## [SOURCE DATA]
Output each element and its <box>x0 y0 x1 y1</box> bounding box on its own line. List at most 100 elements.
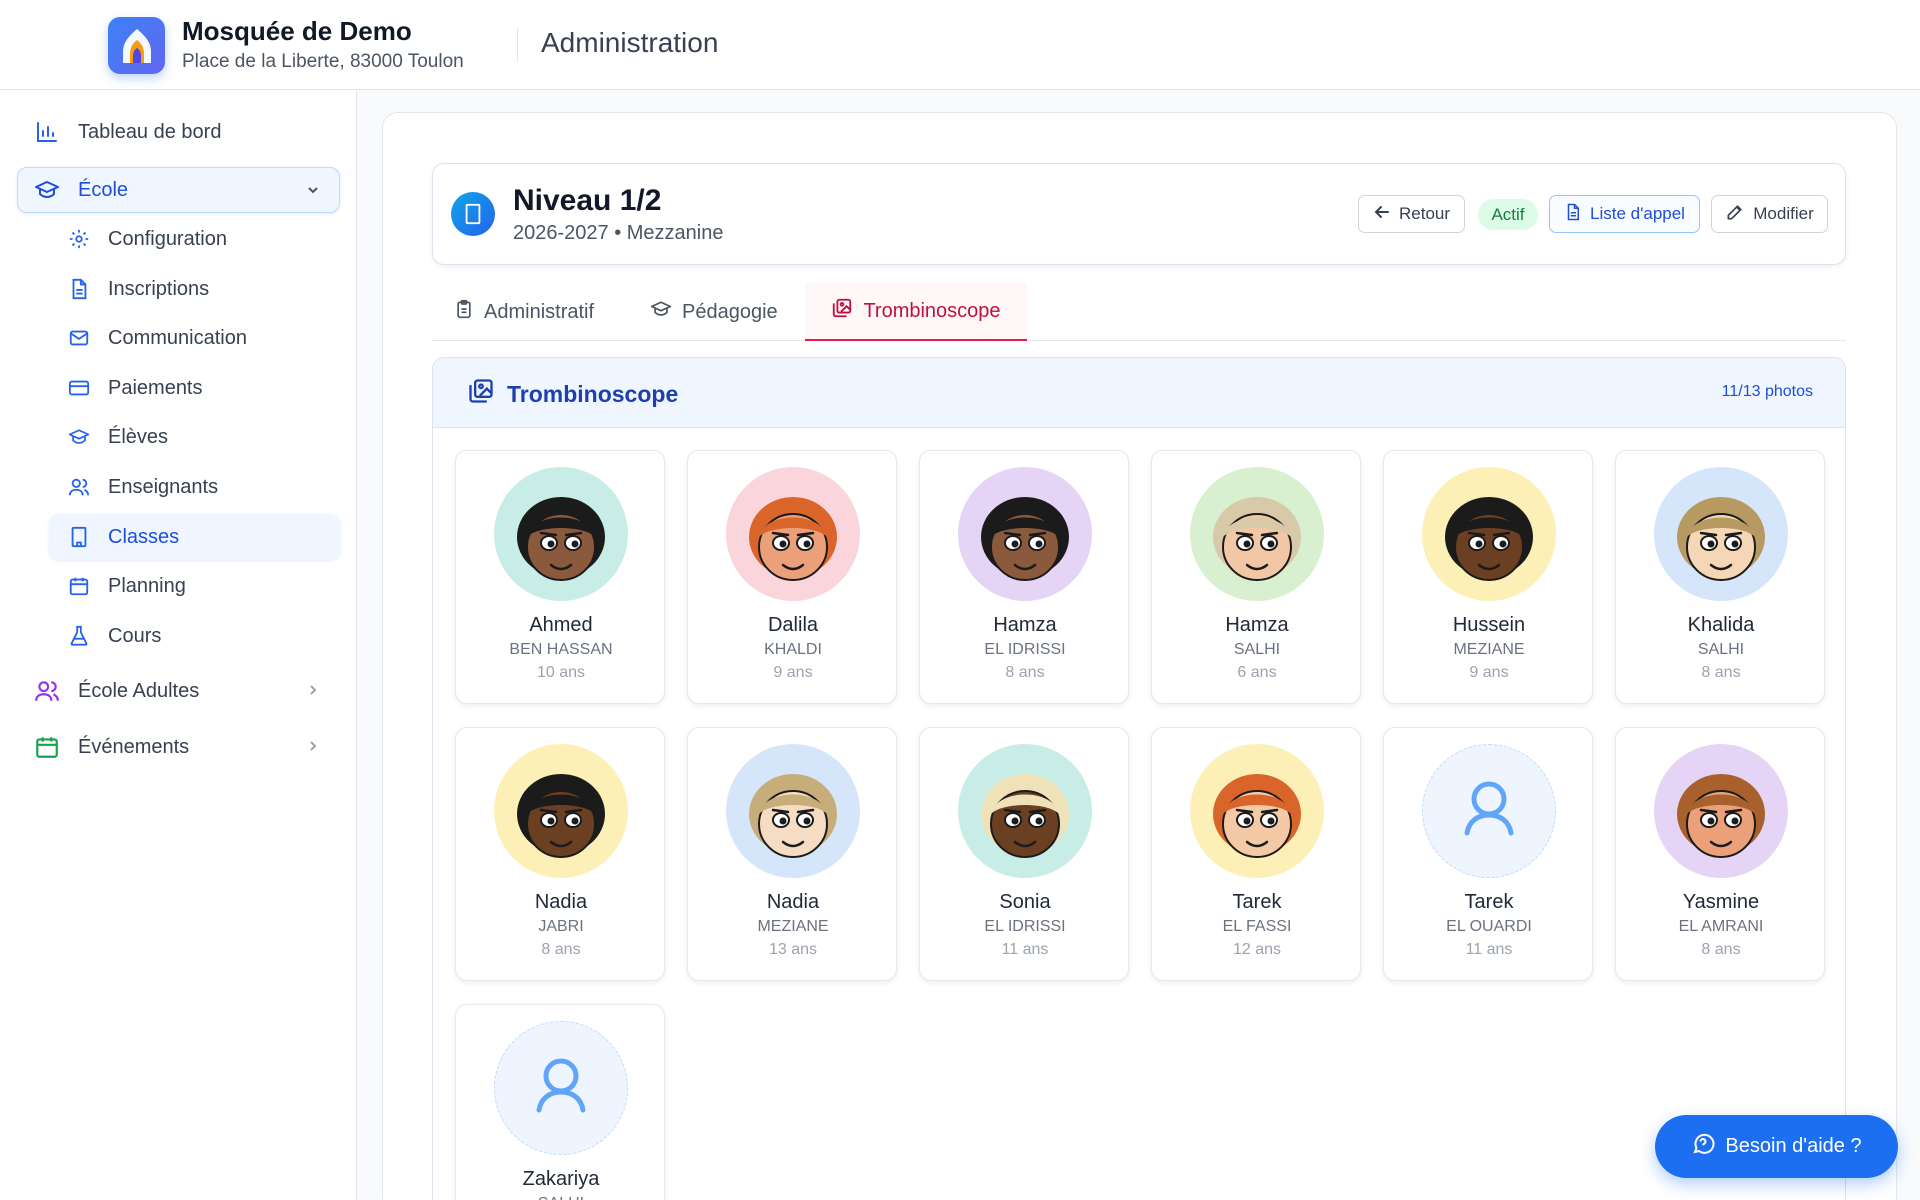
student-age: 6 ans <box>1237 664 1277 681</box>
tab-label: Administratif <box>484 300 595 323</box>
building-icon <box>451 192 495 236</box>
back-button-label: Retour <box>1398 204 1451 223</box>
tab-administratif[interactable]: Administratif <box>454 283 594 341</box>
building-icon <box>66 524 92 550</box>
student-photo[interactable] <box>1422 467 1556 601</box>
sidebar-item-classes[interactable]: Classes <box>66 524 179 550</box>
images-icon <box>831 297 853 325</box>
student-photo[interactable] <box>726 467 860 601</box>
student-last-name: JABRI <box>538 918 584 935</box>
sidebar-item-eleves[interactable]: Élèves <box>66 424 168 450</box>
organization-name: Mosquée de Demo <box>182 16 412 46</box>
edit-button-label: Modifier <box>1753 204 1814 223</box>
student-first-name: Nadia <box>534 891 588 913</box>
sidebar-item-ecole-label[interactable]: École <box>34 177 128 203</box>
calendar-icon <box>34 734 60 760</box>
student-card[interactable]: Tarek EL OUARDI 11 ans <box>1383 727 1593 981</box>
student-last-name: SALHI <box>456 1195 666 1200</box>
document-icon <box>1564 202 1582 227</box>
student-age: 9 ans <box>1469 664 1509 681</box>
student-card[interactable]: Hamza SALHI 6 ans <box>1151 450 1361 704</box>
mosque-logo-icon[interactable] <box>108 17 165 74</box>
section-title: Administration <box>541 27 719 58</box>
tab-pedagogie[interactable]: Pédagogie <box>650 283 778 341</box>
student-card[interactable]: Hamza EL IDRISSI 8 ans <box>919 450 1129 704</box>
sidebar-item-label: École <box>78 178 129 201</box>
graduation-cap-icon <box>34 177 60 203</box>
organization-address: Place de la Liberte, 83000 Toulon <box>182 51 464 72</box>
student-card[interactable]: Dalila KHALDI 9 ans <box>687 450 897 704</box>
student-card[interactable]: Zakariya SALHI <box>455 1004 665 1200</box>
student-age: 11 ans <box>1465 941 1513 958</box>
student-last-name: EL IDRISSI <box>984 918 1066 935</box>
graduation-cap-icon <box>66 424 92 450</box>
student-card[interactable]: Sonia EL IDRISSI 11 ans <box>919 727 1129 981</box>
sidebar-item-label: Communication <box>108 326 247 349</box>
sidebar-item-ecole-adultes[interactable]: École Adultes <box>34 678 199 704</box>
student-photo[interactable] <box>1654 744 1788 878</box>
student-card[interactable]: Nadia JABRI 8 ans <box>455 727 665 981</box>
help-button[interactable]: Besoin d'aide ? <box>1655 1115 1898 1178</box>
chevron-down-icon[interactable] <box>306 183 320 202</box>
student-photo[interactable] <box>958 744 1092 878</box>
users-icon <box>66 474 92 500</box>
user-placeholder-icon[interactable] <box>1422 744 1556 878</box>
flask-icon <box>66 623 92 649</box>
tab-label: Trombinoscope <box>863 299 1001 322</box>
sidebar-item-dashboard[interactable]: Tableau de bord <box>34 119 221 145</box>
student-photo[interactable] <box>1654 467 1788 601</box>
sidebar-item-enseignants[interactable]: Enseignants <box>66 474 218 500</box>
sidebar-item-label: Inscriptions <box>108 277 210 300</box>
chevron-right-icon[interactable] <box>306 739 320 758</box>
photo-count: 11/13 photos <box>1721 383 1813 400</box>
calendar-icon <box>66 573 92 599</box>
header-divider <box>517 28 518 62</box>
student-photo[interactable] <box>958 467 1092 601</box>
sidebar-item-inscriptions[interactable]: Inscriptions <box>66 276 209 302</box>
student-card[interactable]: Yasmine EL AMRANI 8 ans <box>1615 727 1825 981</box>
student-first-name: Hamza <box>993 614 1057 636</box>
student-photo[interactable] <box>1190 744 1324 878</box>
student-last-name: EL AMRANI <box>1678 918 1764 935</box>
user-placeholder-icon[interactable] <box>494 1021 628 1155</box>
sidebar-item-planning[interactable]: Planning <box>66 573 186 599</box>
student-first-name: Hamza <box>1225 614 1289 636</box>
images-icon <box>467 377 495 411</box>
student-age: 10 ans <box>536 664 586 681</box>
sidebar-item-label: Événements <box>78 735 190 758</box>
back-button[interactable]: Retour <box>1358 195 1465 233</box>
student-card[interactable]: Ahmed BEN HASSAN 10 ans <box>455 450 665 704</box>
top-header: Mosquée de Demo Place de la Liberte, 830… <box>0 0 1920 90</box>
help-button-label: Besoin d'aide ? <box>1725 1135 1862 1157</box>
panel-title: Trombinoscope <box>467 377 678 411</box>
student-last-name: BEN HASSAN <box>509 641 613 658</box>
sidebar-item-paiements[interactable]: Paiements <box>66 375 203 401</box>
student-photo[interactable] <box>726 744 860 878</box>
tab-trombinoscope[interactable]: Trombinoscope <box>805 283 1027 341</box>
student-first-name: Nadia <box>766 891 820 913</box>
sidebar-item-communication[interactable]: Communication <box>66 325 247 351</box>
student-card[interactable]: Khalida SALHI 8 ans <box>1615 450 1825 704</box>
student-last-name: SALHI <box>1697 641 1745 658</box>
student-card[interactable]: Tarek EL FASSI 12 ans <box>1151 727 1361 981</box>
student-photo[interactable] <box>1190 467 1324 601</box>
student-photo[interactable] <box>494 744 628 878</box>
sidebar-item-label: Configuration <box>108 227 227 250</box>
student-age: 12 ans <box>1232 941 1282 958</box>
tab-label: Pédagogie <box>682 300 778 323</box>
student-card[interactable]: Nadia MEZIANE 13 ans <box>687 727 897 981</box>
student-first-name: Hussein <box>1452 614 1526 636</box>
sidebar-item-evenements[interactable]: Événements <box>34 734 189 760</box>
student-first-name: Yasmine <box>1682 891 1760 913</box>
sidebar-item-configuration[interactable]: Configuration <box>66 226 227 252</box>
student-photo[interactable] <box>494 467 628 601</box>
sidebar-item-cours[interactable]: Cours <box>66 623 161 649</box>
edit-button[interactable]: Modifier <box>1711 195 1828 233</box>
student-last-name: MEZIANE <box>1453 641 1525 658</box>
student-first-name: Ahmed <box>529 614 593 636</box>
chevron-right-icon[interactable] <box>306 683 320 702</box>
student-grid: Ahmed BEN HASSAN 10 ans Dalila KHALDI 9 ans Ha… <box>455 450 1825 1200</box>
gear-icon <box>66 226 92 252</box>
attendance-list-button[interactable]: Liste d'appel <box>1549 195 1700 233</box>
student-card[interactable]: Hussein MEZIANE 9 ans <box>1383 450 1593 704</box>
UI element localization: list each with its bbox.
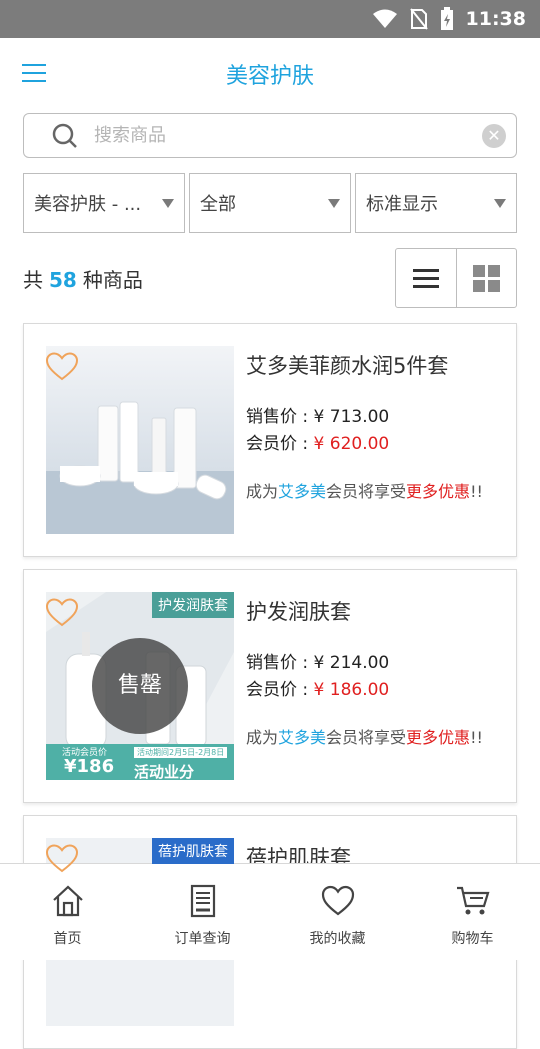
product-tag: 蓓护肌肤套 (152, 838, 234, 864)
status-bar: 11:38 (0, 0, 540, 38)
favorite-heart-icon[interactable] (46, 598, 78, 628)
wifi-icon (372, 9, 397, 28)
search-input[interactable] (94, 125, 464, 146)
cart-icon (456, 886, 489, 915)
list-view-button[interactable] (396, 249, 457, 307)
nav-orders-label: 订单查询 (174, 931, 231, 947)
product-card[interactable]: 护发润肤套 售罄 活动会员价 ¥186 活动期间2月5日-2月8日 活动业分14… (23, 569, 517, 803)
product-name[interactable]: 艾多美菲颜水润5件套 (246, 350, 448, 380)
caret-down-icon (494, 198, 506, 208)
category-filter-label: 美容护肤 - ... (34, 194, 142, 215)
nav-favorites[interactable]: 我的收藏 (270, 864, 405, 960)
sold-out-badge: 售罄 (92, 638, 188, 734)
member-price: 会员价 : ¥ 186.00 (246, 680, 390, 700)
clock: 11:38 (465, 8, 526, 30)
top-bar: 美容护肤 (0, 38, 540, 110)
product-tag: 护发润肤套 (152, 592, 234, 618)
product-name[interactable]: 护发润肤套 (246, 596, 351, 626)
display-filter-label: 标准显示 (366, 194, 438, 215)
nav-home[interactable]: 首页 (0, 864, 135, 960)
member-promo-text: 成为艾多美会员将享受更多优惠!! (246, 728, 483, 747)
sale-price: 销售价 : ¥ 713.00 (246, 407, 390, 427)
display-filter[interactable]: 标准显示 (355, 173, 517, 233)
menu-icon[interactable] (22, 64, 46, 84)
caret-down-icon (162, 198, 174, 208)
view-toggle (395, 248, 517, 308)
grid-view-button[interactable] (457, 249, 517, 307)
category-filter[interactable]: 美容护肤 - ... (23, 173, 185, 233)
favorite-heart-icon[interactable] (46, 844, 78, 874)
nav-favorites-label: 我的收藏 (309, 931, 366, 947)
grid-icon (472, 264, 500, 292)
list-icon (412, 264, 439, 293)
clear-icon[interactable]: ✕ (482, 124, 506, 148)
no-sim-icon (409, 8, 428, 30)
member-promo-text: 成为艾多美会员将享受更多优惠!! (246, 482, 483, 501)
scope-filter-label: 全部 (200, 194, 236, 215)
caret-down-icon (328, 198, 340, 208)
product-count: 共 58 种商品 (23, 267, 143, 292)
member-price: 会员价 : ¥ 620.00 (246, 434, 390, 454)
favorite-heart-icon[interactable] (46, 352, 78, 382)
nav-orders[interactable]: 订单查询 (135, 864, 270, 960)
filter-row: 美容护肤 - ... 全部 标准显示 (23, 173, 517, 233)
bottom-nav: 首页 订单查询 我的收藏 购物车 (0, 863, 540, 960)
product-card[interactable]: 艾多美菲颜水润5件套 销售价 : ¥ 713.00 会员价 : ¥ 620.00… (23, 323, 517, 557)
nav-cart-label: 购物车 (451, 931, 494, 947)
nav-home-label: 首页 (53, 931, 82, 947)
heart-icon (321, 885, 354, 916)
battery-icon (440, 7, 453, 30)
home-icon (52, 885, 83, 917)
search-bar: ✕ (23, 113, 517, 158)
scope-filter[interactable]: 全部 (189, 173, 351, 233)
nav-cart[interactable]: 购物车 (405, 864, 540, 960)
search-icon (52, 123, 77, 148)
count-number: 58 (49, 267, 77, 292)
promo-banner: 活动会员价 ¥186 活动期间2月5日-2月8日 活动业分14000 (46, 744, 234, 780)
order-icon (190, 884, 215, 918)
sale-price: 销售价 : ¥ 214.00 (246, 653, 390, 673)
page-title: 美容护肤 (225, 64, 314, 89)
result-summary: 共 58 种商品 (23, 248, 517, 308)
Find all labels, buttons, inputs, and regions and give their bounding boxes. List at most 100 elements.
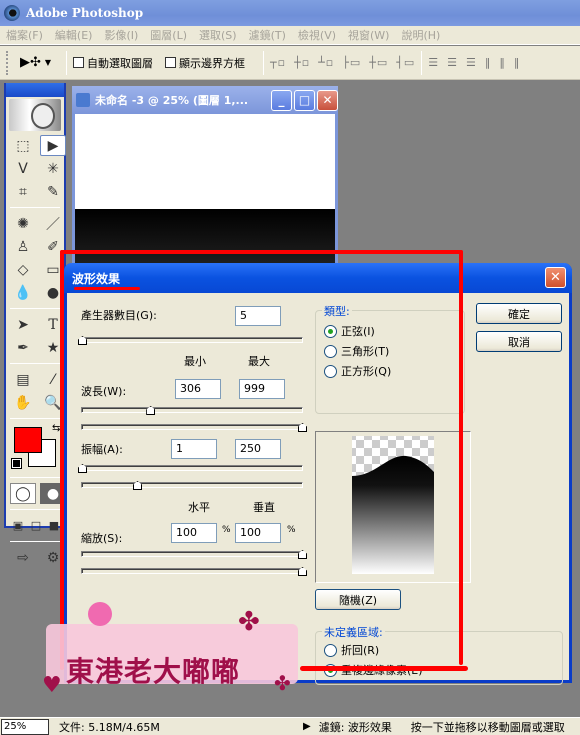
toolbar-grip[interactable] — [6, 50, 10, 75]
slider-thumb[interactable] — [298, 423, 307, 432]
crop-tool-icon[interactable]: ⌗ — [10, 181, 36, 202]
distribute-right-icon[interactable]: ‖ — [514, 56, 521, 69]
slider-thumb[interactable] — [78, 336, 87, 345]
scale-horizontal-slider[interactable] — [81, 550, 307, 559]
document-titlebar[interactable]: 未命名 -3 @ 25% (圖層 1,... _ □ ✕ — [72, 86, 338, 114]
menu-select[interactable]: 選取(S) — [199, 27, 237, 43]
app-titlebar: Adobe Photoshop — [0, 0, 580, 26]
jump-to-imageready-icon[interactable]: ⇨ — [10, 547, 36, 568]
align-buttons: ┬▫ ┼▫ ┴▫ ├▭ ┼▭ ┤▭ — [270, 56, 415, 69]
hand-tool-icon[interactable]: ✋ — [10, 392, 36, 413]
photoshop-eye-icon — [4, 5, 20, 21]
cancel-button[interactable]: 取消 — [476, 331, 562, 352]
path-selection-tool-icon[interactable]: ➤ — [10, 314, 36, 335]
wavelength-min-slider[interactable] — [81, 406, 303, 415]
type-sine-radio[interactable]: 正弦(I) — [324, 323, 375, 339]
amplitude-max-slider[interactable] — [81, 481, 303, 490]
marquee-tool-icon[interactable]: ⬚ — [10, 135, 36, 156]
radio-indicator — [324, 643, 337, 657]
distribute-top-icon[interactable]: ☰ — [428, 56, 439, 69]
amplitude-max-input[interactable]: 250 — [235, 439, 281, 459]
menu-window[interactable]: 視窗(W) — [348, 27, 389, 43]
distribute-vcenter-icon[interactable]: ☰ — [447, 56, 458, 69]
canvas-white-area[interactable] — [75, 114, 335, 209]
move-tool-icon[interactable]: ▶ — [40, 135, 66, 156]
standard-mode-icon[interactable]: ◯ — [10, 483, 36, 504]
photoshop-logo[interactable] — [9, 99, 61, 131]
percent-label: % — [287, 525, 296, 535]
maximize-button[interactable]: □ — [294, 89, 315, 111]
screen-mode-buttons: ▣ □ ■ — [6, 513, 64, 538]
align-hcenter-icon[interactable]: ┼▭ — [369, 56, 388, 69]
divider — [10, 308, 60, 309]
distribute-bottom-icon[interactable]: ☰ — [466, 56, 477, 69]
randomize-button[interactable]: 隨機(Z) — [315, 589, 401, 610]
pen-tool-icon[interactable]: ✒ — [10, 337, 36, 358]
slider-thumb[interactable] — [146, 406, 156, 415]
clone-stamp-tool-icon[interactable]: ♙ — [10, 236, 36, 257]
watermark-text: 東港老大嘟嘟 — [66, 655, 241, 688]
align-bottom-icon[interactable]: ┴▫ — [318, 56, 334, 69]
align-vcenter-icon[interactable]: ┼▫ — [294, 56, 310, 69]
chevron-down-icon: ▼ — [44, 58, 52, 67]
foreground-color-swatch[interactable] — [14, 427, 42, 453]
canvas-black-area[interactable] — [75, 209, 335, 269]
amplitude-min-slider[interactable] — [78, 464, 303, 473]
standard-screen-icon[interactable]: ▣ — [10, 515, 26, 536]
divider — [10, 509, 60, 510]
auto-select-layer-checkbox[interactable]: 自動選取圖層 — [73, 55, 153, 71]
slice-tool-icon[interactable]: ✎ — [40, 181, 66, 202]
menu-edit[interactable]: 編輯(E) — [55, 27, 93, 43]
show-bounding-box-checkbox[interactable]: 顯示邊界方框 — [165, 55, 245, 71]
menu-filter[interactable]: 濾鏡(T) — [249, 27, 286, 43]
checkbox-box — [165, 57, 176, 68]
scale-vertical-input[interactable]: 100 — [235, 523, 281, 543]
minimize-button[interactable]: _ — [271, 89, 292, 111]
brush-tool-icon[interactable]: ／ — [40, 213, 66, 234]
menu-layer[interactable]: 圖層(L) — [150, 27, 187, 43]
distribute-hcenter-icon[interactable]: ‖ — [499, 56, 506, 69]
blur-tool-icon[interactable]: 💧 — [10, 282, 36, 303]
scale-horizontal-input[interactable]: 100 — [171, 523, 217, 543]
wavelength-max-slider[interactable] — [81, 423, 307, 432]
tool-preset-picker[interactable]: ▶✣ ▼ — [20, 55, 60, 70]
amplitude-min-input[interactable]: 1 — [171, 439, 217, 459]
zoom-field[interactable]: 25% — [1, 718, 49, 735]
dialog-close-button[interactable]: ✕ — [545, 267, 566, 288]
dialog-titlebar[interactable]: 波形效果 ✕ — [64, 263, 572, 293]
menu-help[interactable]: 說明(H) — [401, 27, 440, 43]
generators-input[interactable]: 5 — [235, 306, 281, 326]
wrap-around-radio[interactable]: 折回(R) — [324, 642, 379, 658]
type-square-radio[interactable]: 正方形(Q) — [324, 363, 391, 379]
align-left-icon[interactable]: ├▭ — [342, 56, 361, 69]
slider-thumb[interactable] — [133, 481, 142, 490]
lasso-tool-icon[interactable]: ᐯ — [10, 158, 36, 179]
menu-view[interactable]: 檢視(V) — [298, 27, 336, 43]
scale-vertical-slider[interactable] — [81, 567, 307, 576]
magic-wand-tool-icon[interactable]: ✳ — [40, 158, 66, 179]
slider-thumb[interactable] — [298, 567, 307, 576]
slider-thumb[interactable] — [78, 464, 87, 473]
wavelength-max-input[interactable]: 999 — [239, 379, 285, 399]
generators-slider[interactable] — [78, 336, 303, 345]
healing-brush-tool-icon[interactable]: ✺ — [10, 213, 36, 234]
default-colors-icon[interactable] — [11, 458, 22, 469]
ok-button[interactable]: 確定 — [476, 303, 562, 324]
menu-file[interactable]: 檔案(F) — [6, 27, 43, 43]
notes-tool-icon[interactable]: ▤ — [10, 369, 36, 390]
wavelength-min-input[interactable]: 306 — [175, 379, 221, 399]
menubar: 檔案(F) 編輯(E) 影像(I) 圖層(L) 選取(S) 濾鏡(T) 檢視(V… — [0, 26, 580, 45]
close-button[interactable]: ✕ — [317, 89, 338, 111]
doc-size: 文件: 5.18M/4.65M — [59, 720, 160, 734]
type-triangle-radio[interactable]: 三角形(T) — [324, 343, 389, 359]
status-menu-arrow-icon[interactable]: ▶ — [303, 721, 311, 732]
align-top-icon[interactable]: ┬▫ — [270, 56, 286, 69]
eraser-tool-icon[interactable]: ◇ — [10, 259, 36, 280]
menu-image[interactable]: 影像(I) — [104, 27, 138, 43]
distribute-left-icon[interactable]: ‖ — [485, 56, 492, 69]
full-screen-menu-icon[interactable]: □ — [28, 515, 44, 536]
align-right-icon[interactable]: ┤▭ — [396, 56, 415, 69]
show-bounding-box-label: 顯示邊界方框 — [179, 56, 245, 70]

## [WRITTEN TASK]
Reproduce everything in the records from the line containing "toolbar-grip[interactable] — [6, 50, 10, 75]" down to the line containing "pen-tool-icon[interactable]: ✒ —", substituting "slider-handle" for "slider-thumb" throughout and leaving all else unchanged.

## [REPLY]
toolbar-grip[interactable] — [6, 50, 10, 75]
slider-handle[interactable] — [298, 423, 307, 432]
crop-tool-icon[interactable]: ⌗ — [10, 181, 36, 202]
distribute-right-icon[interactable]: ‖ — [514, 56, 521, 69]
slider-handle[interactable] — [78, 336, 87, 345]
scale-horizontal-slider[interactable] — [81, 550, 307, 559]
document-titlebar[interactable]: 未命名 -3 @ 25% (圖層 1,... _ □ ✕ — [72, 86, 338, 114]
menu-select[interactable]: 選取(S) — [199, 27, 237, 43]
app-titlebar: Adobe Photoshop — [0, 0, 580, 26]
jump-to-imageready-icon[interactable]: ⇨ — [10, 547, 36, 568]
align-buttons: ┬▫ ┼▫ ┴▫ ├▭ ┼▭ ┤▭ — [270, 56, 415, 69]
hand-tool-icon[interactable]: ✋ — [10, 392, 36, 413]
photoshop-eye-icon — [4, 5, 20, 21]
cancel-button[interactable]: 取消 — [476, 331, 562, 352]
path-selection-tool-icon[interactable]: ➤ — [10, 314, 36, 335]
wavelength-min-slider[interactable] — [81, 406, 303, 415]
type-sine-radio[interactable]: 正弦(I) — [324, 323, 375, 339]
amplitude-max-slider[interactable] — [81, 481, 303, 490]
marquee-tool-icon[interactable]: ⬚ — [10, 135, 36, 156]
radio-indicator — [324, 643, 337, 657]
distribute-top-icon[interactable]: ☰ — [428, 56, 439, 69]
amplitude-max-input[interactable]: 250 — [235, 439, 281, 459]
menu-window[interactable]: 視窗(W) — [348, 27, 389, 43]
distribute-vcenter-icon[interactable]: ☰ — [447, 56, 458, 69]
canvas-white-area[interactable] — [75, 114, 335, 209]
move-tool-icon[interactable]: ▶ — [40, 135, 66, 156]
standard-mode-icon[interactable]: ◯ — [10, 483, 36, 504]
photoshop-logo[interactable] — [9, 99, 61, 131]
percent-label: % — [287, 525, 296, 535]
maximize-button[interactable]: □ — [294, 89, 315, 111]
screen-mode-buttons: ▣ □ ■ — [6, 513, 64, 538]
align-hcenter-icon[interactable]: ┼▭ — [369, 56, 388, 69]
divider — [10, 308, 60, 309]
distribute-bottom-icon[interactable]: ☰ — [466, 56, 477, 69]
randomize-button[interactable]: 隨機(Z) — [315, 589, 401, 610]
pen-tool-icon[interactable]: ✒ — [10, 337, 36, 358]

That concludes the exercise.